Items from a data source =>

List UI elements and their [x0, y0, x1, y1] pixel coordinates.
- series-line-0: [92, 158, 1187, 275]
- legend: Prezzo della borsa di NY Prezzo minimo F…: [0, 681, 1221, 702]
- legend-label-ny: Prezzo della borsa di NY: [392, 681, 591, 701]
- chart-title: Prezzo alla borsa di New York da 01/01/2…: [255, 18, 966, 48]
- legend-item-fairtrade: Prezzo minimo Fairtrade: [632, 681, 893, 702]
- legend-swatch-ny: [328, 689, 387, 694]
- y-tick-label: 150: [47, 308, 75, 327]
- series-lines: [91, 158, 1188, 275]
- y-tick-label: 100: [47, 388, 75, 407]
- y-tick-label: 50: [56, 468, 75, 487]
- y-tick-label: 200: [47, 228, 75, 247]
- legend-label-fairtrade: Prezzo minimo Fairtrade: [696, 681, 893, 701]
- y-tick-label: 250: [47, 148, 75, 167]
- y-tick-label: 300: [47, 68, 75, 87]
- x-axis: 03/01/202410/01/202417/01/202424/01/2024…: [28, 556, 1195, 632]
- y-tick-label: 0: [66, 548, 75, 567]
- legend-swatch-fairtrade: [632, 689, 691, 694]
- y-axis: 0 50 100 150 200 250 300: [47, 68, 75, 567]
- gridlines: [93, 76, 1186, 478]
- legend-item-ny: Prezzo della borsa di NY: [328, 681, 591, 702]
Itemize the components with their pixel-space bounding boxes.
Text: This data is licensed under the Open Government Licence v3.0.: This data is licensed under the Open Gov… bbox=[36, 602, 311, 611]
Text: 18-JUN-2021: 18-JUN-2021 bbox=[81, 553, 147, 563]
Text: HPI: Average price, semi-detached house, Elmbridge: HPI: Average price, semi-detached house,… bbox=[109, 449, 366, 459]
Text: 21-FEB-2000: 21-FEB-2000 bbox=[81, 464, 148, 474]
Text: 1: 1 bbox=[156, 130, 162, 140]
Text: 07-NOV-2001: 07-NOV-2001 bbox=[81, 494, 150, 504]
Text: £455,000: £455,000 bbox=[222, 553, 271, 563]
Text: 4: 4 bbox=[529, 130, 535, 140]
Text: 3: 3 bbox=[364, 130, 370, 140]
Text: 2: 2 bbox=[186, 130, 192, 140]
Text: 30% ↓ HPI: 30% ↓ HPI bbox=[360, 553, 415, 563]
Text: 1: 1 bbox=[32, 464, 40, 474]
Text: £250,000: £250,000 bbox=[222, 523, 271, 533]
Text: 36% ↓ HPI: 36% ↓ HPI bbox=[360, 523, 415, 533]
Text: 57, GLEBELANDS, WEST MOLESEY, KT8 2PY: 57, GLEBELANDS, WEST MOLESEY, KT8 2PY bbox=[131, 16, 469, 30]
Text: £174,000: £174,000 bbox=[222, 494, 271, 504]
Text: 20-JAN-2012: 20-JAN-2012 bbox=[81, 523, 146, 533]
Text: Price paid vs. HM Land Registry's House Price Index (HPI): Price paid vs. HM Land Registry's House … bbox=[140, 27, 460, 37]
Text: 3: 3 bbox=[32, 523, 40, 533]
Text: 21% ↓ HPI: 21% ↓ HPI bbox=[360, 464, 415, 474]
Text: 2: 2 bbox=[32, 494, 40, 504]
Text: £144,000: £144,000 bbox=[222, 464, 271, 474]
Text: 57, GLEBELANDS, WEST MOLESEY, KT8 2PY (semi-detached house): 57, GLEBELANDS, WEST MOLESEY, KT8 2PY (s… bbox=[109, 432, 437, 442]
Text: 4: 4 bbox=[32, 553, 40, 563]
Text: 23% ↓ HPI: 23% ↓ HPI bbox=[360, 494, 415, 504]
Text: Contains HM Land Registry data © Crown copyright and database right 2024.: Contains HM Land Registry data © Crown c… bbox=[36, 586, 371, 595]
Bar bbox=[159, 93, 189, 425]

THE PROBLEM =>
Edit the records above by replacing every "HPI" with "House Price Index", keeping everything else the same.

EXERCISE OUTPUT =>
List UI elements and their [x0, y0, x1, y1] pixel coordinates.
- series-line-0: [92, 158, 1187, 275]
- legend: Prezzo della borsa di NY Prezzo minimo F…: [0, 681, 1221, 702]
- legend-label-ny: Prezzo della borsa di NY: [392, 681, 591, 701]
- chart-title: Prezzo alla borsa di New York da 01/01/2…: [255, 18, 966, 48]
- legend-item-fairtrade: Prezzo minimo Fairtrade: [632, 681, 893, 702]
- legend-swatch-ny: [328, 689, 387, 694]
- y-tick-label: 150: [47, 308, 75, 327]
- series-lines: [91, 158, 1188, 275]
- y-tick-label: 100: [47, 388, 75, 407]
- y-tick-label: 50: [56, 468, 75, 487]
- y-tick-label: 200: [47, 228, 75, 247]
- legend-label-fairtrade: Prezzo minimo Fairtrade: [696, 681, 893, 701]
- y-tick-label: 250: [47, 148, 75, 167]
- y-tick-label: 300: [47, 68, 75, 87]
- x-axis: 03/01/202410/01/202417/01/202424/01/2024…: [28, 556, 1195, 632]
- y-tick-label: 0: [66, 548, 75, 567]
- legend-swatch-fairtrade: [632, 689, 691, 694]
- y-axis: 0 50 100 150 200 250 300: [47, 68, 75, 567]
- gridlines: [93, 76, 1186, 478]
- legend-item-ny: Prezzo della borsa di NY: [328, 681, 591, 702]
Itemize the components with their pixel-space bounding boxes.
Text: This data is licensed under the Open Government Licence v3.0.: This data is licensed under the Open Gov… bbox=[36, 602, 311, 611]
Text: 18-JUN-2021: 18-JUN-2021 bbox=[81, 553, 147, 563]
Text: House Price Index: Average price, semi-detached house, Elmbridge: House Price Index: Average price, semi-detached house,… bbox=[109, 449, 366, 459]
Text: 21-FEB-2000: 21-FEB-2000 bbox=[81, 464, 148, 474]
Text: 1: 1 bbox=[156, 130, 162, 140]
Text: 07-NOV-2001: 07-NOV-2001 bbox=[81, 494, 150, 504]
Text: £455,000: £455,000 bbox=[222, 553, 271, 563]
Text: 4: 4 bbox=[529, 130, 535, 140]
Text: 3: 3 bbox=[364, 130, 370, 140]
Text: 2: 2 bbox=[186, 130, 192, 140]
Text: 30% ↓ House Price Index: 30% ↓ House Price Index bbox=[360, 553, 415, 563]
Text: 1: 1 bbox=[32, 464, 40, 474]
Text: £250,000: £250,000 bbox=[222, 523, 271, 533]
Text: 36% ↓ House Price Index: 36% ↓ House Price Index bbox=[360, 523, 415, 533]
Text: 57, GLEBELANDS, WEST MOLESEY, KT8 2PY: 57, GLEBELANDS, WEST MOLESEY, KT8 2PY bbox=[131, 16, 469, 30]
Text: £174,000: £174,000 bbox=[222, 494, 271, 504]
Text: 20-JAN-2012: 20-JAN-2012 bbox=[81, 523, 146, 533]
Text: Price paid vs. HM Land Registry's House Price Index (House Price Index): Price paid vs. HM Land Registry's House … bbox=[140, 27, 460, 37]
Text: 3: 3 bbox=[32, 523, 40, 533]
Text: 21% ↓ House Price Index: 21% ↓ House Price Index bbox=[360, 464, 415, 474]
Text: 2: 2 bbox=[32, 494, 40, 504]
Text: £144,000: £144,000 bbox=[222, 464, 271, 474]
Text: 57, GLEBELANDS, WEST MOLESEY, KT8 2PY (semi-detached house): 57, GLEBELANDS, WEST MOLESEY, KT8 2PY (s… bbox=[109, 432, 437, 442]
Text: 4: 4 bbox=[32, 553, 40, 563]
Text: 23% ↓ House Price Index: 23% ↓ House Price Index bbox=[360, 494, 415, 504]
Text: Contains HM Land Registry data © Crown copyright and database right 2024.: Contains HM Land Registry data © Crown c… bbox=[36, 586, 371, 595]
Bar bbox=[159, 93, 189, 425]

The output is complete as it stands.